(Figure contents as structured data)

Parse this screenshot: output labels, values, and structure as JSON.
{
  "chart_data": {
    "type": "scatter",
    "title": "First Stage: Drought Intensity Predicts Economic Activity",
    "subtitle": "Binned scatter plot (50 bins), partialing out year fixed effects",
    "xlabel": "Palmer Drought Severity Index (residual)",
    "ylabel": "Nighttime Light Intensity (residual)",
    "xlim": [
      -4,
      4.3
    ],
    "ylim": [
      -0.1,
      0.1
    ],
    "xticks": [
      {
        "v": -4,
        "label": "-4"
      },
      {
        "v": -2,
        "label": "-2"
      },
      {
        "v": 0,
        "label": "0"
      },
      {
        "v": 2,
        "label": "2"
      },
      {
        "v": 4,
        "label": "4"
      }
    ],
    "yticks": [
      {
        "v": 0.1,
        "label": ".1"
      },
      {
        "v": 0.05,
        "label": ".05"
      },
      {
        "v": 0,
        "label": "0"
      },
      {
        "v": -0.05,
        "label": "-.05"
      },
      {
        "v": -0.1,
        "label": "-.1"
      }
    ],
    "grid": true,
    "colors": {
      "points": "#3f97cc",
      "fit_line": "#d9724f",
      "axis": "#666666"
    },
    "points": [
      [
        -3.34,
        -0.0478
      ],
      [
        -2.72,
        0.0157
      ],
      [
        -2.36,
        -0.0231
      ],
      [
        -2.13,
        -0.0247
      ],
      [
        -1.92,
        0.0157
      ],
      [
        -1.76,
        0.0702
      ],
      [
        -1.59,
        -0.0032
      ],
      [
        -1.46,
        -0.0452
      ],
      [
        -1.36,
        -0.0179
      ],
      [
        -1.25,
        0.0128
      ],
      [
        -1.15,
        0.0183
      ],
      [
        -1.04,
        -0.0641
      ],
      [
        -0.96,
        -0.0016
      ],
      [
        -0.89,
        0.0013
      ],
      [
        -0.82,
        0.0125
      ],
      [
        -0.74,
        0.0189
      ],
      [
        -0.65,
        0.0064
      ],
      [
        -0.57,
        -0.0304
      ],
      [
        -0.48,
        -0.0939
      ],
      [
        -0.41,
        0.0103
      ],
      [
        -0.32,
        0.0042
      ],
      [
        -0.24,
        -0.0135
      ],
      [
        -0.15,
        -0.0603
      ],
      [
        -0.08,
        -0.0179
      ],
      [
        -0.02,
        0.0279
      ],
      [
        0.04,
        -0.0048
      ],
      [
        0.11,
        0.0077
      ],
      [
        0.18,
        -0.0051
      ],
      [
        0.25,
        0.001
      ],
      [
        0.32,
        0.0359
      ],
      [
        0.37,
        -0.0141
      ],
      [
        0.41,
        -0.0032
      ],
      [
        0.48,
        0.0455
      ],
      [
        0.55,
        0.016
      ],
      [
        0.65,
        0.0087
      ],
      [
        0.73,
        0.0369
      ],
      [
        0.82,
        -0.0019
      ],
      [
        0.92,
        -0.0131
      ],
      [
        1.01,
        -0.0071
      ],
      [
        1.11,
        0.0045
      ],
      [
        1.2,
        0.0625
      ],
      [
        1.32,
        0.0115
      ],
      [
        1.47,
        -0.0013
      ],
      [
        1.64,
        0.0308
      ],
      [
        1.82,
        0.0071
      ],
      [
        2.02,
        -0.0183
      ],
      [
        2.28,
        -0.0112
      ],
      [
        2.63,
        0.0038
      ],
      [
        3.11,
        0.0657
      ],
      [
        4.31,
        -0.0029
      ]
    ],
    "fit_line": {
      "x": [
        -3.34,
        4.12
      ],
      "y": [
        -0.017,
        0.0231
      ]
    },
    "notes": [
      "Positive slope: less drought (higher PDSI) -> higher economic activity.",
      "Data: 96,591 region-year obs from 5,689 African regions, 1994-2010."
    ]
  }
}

◆ WRITTEN REQUEST ◆
Using the listing above, show every line that includes the string "scatter".

◆ RESPONSE FOR THIS EXERCISE ◆
    "type": "scatter",
    "subtitle": "Binned scatter plot (50 bins), partialing out year fixed effects",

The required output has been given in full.